### SET PROBLEM
Take the records underneath and set them down exactly.

### RECORDS FOR PROCESSING
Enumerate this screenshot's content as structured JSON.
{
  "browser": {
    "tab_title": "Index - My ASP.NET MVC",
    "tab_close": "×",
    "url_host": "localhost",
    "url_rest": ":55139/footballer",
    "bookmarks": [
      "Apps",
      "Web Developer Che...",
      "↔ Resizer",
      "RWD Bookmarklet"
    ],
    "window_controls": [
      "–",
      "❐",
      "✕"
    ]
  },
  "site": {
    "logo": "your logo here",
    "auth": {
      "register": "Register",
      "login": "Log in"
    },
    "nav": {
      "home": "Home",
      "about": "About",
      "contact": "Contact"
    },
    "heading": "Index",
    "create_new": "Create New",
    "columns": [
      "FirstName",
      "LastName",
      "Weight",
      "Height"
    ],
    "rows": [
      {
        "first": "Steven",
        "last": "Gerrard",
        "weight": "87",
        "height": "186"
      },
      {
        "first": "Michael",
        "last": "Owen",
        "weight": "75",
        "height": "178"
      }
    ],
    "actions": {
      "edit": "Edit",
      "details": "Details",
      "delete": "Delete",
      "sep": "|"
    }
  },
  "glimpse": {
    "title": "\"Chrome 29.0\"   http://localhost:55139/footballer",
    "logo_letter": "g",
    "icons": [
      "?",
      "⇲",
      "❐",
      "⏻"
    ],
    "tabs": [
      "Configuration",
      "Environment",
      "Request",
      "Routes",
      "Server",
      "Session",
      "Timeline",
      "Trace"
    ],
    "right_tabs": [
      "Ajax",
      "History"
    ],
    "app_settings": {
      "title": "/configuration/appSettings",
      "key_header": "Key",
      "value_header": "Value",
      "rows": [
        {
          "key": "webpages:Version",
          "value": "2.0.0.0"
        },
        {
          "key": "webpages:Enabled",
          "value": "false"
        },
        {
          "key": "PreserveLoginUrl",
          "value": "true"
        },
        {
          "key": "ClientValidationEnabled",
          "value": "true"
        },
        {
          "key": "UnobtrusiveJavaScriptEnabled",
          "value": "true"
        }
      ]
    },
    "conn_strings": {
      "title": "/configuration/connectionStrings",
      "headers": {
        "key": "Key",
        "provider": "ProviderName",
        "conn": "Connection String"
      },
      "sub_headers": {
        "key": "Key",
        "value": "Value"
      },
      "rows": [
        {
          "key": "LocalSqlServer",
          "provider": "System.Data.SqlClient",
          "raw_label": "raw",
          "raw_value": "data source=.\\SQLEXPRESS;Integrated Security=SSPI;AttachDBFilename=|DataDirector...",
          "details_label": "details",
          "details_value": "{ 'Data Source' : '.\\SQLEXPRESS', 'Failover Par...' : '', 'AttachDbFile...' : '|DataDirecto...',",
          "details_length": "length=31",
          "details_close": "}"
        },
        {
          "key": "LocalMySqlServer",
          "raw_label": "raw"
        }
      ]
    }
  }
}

### WRITTEN REPLY
Enumerate this screenshot's content as structured JSON.
{
  "browser": {
    "tab_title": "Index - My ASP.NET MVC",
    "tab_close": "×",
    "url_host": "localhost",
    "url_rest": ":55139/footballer",
    "bookmarks": [
      "Apps",
      "Web Developer Che...",
      "↔ Resizer",
      "RWD Bookmarklet"
    ],
    "window_controls": [
      "–",
      "❐",
      "✕"
    ]
  },
  "site": {
    "logo": "your logo here",
    "auth": {
      "register": "Register",
      "login": "Log in"
    },
    "nav": {
      "home": "Home",
      "about": "About",
      "contact": "Contact"
    },
    "heading": "Index",
    "create_new": "Create New",
    "columns": [
      "FirstName",
      "LastName",
      "Weight",
      "Height"
    ],
    "rows": [
      {
        "first": "Steven",
        "last": "Gerrard",
        "weight": "87",
        "height": "186"
      },
      {
        "first": "Michael",
        "last": "Owen",
        "weight": "75",
        "height": "178"
      }
    ],
    "actions": {
      "edit": "Edit",
      "details": "Details",
      "delete": "Delete",
      "sep": "|"
    }
  },
  "glimpse": {
    "title": "\"Chrome 29.0\"   http://localhost:55139/footballer",
    "logo_letter": "g",
    "icons": [
      "?",
      "⇲",
      "❐",
      "⏻"
    ],
    "tabs": [
      "Configuration",
      "Environment",
      "Request",
      "Routes",
      "Server",
      "Session",
      "Timeline",
      "Trace"
    ],
    "right_tabs": [
      "Ajax",
      "History"
    ],
    "app_settings": {
      "title": "/configuration/appSettings",
      "key_header": "Key",
      "value_header": "Value",
      "rows": [
        {
          "key": "webpages:Version",
          "value": "2.0.0.0"
        },
        {
          "key": "webpages:Enabled",
          "value": "false"
        },
        {
          "key": "PreserveLoginUrl",
          "value": "true"
        },
        {
          "key": "ClientValidationEnabled",
          "value": "true"
        },
        {
          "key": "UnobtrusiveJavaScriptEnabled",
          "value": "true"
        }
      ]
    },
    "conn_strings": {
      "title": "/configuration/connectionStrings",
      "headers": {
        "key": "Key",
        "provider": "ProviderName",
        "conn": "Connection String"
      },
      "sub_headers": {
        "key": "Key",
        "value": "Value"
      },
      "rows": [
        {
          "key": "LocalSqlServer",
          "provider": "System.Data.SqlClient",
          "raw_label": "raw",
          "raw_value": "data source=.\\SQLEXPRESS;Integrated Security=SSPI;AttachDBFilename=|DataDirector...",
          "details_label": "details",
          "details_value": "{ 'Data Source' : '.\\SQLEXPRESS', 'Failover Par...' : '', 'AttachDbFile...' : '|DataDirecto...',",
          "details_length": "length=31",
          "details_close": "}"
        },
        {
          "key": "LocalMySqlServer",
          "raw_label": "raw"
        }
      ]
    }
  }
}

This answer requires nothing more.